- [Records shown]:
• • • • • • •

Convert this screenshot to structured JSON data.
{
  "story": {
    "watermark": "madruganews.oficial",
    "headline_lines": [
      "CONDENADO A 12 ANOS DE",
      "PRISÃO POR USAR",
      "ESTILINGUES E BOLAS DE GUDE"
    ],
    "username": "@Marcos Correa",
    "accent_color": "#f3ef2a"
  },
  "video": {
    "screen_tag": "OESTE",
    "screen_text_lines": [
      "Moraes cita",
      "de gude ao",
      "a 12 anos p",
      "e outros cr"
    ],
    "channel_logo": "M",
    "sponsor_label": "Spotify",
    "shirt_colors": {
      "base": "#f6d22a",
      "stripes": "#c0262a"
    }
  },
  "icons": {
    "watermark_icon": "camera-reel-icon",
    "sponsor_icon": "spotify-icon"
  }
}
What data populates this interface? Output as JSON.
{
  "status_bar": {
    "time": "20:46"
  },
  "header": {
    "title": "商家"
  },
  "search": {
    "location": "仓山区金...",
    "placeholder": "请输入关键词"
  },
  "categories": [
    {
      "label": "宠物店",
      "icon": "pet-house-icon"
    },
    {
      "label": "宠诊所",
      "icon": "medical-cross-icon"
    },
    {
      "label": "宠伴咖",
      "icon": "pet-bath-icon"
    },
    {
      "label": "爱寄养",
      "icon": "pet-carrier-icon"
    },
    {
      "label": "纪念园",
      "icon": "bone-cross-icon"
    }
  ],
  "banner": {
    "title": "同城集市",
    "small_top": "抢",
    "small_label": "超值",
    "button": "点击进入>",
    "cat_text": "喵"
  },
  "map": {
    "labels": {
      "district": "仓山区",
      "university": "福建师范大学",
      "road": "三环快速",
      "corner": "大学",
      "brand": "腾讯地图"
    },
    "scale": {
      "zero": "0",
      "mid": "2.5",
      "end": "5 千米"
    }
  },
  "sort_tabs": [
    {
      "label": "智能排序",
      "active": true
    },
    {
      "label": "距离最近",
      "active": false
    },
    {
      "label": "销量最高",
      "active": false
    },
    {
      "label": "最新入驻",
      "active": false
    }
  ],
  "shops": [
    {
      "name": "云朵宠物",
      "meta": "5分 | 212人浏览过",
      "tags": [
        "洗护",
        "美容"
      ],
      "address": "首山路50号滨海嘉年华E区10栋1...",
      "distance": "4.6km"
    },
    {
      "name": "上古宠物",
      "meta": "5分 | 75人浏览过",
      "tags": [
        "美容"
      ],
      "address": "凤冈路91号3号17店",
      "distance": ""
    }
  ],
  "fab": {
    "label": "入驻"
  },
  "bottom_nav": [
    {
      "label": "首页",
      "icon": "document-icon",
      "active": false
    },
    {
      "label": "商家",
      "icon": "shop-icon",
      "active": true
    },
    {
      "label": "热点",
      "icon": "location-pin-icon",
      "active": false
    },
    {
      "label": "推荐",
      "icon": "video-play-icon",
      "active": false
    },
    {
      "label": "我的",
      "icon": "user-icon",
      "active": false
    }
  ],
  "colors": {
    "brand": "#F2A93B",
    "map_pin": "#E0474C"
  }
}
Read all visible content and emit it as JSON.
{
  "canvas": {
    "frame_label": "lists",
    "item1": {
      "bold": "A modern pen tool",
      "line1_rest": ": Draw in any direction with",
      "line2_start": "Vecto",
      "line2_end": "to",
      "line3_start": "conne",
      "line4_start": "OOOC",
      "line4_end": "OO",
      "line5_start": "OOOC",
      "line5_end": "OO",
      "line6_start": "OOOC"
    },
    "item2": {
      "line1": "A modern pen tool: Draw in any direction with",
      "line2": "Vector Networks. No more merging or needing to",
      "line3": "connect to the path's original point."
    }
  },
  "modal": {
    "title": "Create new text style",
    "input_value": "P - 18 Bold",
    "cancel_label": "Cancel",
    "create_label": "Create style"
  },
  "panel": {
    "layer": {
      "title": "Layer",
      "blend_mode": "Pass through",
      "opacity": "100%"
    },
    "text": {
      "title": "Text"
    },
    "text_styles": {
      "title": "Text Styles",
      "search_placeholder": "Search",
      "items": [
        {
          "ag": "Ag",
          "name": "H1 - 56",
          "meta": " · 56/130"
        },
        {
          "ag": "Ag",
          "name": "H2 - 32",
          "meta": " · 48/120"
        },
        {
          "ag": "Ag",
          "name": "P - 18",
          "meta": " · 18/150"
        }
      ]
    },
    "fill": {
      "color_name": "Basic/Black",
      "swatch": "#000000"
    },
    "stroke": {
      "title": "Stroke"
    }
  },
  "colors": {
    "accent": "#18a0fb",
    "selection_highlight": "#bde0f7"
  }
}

• • • • • • •

- [What needs to be done]: Report each line in the preceding entries that holds the string "data".

- [The response]:
Convert this screenshot to structured JSON data.
What data populates this interface? Output as JSON.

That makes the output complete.